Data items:

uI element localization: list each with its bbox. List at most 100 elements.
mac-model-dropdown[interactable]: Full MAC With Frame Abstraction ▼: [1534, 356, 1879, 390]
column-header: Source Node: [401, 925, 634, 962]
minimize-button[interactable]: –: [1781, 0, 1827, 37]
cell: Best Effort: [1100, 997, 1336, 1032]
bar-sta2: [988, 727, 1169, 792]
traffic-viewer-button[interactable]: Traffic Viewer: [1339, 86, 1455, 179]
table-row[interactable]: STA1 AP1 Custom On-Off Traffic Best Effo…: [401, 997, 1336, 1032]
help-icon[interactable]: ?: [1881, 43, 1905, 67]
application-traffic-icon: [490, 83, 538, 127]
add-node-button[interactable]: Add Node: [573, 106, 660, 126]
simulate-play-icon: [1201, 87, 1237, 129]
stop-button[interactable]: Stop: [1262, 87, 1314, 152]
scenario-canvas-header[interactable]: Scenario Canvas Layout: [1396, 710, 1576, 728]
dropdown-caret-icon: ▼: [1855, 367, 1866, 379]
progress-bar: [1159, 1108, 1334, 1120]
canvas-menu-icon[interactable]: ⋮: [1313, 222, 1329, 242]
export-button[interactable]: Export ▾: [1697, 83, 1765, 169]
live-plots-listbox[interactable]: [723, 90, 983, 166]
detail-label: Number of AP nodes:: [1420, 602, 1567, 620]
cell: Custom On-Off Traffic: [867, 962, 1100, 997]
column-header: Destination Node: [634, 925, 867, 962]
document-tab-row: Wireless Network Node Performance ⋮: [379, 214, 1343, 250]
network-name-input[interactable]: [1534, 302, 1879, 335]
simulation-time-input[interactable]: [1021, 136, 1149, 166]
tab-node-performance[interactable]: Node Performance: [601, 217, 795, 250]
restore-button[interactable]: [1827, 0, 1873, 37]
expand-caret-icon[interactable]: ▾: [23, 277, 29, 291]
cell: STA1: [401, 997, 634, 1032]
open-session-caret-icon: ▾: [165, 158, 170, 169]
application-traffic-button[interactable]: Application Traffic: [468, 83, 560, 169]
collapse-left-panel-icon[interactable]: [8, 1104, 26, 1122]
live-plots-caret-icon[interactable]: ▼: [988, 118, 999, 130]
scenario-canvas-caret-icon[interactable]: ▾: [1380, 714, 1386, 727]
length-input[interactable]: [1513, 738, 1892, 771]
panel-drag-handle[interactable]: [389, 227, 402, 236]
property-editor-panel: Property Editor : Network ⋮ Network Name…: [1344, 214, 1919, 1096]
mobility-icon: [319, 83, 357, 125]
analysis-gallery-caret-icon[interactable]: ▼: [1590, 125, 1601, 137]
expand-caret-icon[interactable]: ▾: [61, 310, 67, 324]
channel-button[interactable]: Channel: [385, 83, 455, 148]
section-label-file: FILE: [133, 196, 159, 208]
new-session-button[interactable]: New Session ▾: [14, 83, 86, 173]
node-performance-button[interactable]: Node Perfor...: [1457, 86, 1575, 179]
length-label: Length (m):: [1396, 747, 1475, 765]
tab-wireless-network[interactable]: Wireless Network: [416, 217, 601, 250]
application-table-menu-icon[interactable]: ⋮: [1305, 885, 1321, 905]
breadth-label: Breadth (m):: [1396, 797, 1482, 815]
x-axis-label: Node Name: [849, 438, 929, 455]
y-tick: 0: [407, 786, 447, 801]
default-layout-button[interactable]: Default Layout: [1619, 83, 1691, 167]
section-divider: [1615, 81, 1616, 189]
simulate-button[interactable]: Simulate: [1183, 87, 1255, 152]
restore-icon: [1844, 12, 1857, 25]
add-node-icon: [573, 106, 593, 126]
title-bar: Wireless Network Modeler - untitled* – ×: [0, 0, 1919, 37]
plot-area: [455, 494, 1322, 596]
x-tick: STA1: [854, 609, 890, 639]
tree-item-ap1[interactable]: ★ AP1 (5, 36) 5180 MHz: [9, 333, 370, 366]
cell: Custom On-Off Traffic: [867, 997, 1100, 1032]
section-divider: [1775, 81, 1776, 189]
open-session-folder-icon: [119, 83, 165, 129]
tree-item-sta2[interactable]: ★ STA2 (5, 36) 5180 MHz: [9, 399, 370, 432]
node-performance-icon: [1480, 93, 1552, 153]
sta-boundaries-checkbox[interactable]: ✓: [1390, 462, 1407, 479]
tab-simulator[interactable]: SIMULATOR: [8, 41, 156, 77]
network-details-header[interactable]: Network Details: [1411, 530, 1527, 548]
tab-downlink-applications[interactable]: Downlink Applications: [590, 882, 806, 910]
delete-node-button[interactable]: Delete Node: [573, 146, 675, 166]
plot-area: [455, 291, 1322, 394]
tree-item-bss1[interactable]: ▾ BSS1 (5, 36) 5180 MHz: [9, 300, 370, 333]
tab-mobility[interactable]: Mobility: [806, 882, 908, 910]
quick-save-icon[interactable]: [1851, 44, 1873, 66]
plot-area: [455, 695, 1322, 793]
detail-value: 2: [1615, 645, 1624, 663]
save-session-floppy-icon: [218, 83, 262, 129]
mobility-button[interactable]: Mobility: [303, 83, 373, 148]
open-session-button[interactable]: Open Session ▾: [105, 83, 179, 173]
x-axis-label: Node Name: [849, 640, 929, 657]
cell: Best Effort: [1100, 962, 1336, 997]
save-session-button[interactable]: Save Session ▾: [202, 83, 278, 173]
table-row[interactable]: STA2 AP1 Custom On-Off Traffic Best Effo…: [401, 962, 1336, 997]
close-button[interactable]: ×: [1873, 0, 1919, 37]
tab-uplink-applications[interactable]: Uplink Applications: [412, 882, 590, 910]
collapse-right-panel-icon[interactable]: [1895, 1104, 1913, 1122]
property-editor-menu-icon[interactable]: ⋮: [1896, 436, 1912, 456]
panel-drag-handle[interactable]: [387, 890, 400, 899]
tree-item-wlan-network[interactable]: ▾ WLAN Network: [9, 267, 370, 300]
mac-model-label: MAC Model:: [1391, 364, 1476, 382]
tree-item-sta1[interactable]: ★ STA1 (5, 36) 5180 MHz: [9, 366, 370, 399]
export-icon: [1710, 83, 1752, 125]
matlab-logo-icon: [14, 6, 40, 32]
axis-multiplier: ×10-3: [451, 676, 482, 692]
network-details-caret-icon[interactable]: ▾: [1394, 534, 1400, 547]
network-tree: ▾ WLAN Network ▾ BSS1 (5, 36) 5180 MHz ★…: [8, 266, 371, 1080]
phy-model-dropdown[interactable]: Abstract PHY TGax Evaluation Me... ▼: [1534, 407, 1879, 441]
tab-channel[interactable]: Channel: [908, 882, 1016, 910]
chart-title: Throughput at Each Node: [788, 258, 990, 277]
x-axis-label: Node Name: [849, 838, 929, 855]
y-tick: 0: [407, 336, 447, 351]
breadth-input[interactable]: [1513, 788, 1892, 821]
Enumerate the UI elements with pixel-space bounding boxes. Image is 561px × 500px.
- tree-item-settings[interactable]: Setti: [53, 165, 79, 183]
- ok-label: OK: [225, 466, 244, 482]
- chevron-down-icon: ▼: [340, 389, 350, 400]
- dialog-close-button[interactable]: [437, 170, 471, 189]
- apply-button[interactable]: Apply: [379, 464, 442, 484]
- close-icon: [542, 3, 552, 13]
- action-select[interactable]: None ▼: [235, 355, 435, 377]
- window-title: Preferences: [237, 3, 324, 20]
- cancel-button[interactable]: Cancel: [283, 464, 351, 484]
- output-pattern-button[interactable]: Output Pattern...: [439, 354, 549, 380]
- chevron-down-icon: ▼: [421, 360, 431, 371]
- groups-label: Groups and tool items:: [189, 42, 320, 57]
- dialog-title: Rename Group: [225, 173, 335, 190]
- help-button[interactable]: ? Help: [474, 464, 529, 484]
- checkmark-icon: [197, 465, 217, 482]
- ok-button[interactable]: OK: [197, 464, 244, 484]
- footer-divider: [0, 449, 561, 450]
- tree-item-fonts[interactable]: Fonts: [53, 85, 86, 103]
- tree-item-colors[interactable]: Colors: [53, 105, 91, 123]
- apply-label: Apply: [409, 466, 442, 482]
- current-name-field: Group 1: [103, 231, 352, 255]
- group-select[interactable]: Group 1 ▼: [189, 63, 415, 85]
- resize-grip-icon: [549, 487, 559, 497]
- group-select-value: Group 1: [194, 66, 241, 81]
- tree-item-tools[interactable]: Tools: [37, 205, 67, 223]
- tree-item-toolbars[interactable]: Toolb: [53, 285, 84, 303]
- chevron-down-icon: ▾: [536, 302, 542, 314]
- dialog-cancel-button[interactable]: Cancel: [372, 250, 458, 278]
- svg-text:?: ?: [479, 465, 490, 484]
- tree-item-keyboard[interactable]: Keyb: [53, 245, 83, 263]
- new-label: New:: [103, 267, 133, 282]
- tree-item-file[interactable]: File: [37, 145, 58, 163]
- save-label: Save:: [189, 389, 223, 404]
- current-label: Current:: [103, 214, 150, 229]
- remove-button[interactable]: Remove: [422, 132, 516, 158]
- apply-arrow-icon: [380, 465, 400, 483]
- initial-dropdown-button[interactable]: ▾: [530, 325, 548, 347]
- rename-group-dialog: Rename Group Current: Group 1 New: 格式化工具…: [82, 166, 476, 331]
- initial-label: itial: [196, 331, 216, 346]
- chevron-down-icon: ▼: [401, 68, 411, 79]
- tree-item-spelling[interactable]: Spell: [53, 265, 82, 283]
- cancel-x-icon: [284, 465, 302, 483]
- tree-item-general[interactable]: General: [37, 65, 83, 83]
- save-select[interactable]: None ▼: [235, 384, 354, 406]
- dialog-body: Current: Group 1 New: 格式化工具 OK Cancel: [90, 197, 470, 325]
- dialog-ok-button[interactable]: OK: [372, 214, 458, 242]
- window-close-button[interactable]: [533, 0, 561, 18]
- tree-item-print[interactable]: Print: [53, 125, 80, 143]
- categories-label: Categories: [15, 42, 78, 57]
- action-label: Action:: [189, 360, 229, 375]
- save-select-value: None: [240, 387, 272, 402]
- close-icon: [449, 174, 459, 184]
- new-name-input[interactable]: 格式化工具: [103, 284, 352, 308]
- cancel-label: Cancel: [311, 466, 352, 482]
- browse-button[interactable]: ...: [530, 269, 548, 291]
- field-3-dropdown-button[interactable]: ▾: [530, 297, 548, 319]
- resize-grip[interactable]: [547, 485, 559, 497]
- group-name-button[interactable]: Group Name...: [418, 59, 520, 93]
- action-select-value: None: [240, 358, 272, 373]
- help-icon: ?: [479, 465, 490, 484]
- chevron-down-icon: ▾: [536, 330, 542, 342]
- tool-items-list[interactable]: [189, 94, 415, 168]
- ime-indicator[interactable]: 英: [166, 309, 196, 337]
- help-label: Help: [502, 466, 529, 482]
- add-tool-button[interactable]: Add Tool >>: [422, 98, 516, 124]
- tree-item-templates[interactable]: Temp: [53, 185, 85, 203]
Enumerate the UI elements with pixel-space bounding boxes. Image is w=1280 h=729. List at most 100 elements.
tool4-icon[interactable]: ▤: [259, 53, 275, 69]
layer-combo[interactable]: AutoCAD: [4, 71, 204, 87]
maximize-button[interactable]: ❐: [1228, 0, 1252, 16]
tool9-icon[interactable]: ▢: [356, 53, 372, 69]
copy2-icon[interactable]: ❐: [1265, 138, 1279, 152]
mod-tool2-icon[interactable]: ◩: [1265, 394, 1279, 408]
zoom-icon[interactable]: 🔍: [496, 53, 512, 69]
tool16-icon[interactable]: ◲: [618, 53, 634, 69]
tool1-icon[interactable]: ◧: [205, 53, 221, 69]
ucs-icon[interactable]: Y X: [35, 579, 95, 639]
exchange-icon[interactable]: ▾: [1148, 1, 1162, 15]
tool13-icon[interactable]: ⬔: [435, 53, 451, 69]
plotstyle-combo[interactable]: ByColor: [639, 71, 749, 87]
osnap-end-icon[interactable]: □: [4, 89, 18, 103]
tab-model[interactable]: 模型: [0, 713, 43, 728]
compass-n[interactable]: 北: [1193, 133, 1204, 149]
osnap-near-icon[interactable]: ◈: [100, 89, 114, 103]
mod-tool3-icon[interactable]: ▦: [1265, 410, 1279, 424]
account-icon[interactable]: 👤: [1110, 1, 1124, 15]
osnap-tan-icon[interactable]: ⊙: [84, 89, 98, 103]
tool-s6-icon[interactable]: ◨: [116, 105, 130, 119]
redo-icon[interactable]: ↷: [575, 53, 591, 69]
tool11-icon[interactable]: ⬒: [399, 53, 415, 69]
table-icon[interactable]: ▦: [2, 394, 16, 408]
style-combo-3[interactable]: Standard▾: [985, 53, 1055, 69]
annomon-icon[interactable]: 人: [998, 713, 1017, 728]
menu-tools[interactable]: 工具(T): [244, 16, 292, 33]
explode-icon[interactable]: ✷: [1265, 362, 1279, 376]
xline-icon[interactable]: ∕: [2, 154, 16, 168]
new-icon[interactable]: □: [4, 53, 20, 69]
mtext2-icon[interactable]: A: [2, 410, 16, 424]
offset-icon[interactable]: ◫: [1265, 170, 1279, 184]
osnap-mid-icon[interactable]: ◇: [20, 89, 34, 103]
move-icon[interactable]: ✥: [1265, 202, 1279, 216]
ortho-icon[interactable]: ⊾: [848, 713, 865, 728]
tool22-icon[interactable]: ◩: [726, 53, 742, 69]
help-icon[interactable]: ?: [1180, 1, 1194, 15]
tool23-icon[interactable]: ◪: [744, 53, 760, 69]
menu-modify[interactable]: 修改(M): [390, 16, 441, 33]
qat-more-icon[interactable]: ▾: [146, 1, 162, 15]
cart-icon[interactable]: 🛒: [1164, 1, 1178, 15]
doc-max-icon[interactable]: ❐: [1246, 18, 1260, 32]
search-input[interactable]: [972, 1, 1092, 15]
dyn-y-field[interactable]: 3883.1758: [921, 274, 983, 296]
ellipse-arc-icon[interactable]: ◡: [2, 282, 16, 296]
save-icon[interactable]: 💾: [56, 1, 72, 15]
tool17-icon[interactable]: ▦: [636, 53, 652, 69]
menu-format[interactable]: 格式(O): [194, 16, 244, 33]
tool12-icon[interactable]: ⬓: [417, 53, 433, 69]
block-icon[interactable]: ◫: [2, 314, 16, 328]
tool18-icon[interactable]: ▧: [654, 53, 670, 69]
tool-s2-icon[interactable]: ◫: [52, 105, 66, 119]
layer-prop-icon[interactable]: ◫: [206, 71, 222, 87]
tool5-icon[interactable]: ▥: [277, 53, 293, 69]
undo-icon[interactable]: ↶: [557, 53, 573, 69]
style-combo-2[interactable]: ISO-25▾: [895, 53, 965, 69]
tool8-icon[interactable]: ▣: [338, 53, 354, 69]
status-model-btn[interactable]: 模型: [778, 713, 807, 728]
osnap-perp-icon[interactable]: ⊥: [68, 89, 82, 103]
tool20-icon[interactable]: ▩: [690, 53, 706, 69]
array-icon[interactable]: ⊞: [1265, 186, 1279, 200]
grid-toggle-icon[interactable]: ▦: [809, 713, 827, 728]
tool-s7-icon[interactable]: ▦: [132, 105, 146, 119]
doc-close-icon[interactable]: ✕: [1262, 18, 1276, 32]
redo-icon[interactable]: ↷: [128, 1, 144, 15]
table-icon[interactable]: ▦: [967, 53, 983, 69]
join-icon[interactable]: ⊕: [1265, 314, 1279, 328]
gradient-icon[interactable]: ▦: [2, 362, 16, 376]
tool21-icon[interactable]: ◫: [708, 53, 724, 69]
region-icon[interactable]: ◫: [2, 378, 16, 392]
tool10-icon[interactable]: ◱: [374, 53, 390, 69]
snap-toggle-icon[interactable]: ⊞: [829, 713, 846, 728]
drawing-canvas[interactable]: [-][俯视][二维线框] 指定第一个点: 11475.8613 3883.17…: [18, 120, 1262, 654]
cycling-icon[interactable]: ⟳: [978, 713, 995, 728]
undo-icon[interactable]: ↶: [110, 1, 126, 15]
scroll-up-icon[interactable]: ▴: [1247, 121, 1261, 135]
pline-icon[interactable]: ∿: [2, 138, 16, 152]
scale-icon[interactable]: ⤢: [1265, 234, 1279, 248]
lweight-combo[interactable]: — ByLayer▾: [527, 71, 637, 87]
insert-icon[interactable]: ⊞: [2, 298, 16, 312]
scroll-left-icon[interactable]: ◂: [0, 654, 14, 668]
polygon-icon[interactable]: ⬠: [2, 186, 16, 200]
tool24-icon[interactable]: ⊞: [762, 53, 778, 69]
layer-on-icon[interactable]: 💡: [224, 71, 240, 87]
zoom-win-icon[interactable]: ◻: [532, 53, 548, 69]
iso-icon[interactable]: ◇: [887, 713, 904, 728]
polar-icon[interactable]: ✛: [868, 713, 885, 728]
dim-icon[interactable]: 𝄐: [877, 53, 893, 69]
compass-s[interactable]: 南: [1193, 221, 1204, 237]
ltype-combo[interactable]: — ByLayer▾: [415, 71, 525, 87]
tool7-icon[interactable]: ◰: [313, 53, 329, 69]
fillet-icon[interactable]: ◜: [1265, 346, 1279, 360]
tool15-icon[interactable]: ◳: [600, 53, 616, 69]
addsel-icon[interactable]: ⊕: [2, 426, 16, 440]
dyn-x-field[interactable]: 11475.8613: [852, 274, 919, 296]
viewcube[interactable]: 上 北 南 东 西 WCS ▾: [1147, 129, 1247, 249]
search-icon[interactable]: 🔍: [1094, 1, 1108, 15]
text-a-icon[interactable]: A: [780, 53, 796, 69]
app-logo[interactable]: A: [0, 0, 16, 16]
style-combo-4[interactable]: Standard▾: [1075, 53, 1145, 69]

The task: Copy out the lines word for word, starting with the first one and going on through the line that contains "83, 560, 169]", with that last line included.

Written response:
uI element localization: list each with its bbox. List at most 100 elements.
mac-model-dropdown[interactable]: Full MAC With Frame Abstraction ▼: [1534, 356, 1879, 390]
column-header: Source Node: [401, 925, 634, 962]
minimize-button[interactable]: –: [1781, 0, 1827, 37]
cell: Best Effort: [1100, 997, 1336, 1032]
bar-sta2: [988, 727, 1169, 792]
traffic-viewer-button[interactable]: Traffic Viewer: [1339, 86, 1455, 179]
table-row[interactable]: STA1 AP1 Custom On-Off Traffic Best Effo…: [401, 997, 1336, 1032]
help-icon[interactable]: ?: [1881, 43, 1905, 67]
application-traffic-icon: [490, 83, 538, 127]
add-node-button[interactable]: Add Node: [573, 106, 660, 126]
simulate-play-icon: [1201, 87, 1237, 129]
stop-button[interactable]: Stop: [1262, 87, 1314, 152]
scenario-canvas-header[interactable]: Scenario Canvas Layout: [1396, 710, 1576, 728]
dropdown-caret-icon: ▼: [1855, 367, 1866, 379]
progress-bar: [1159, 1108, 1334, 1120]
canvas-menu-icon[interactable]: ⋮: [1313, 222, 1329, 242]
export-button[interactable]: Export ▾: [1697, 83, 1765, 169]
live-plots-listbox[interactable]: [723, 90, 983, 166]
detail-label: Number of AP nodes:: [1420, 602, 1567, 620]
cell: Custom On-Off Traffic: [867, 962, 1100, 997]
column-header: Destination Node: [634, 925, 867, 962]
document-tab-row: Wireless Network Node Performance ⋮: [379, 214, 1343, 250]
network-name-input[interactable]: [1534, 302, 1879, 335]
simulation-time-input[interactable]: [1021, 136, 1149, 166]
tab-node-performance[interactable]: Node Performance: [601, 217, 795, 250]
restore-button[interactable]: [1827, 0, 1873, 37]
expand-caret-icon[interactable]: ▾: [23, 277, 29, 291]
cell: STA1: [401, 997, 634, 1032]
open-session-caret-icon: ▾: [165, 158, 170, 169]
application-traffic-button[interactable]: Application Traffic: [468, 83, 560, 169]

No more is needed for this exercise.